# What to produce
A single number is the answer here: how many lines of the entries contain "server"?

# Data entries
-*-*-
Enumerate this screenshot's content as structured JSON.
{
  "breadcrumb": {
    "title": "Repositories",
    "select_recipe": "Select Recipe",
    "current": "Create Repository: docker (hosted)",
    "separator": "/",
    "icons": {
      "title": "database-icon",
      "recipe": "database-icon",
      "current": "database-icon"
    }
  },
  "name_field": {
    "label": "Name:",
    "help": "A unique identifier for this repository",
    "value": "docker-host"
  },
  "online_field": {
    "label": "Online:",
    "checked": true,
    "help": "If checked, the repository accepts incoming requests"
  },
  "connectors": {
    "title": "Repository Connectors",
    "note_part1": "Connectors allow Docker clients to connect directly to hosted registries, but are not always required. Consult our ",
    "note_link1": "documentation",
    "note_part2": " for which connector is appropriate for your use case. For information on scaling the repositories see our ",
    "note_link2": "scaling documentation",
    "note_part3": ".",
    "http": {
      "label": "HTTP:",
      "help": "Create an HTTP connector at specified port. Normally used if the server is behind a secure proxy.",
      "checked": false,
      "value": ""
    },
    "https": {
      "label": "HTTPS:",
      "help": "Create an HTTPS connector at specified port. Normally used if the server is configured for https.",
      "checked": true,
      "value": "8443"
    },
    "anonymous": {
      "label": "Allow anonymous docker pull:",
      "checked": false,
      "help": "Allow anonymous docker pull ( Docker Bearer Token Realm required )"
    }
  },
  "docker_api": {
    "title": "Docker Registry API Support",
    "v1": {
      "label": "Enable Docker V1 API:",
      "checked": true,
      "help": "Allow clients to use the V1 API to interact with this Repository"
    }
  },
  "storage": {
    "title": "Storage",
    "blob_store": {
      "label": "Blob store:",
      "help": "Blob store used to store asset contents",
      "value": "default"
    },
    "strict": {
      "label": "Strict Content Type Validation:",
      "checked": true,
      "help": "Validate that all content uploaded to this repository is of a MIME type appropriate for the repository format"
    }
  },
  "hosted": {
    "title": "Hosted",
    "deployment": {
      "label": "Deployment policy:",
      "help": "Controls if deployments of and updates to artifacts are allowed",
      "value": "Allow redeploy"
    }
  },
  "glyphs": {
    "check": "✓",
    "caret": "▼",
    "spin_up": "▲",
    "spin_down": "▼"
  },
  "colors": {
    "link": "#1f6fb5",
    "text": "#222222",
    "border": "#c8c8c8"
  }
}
-*-*-
# Written solution
2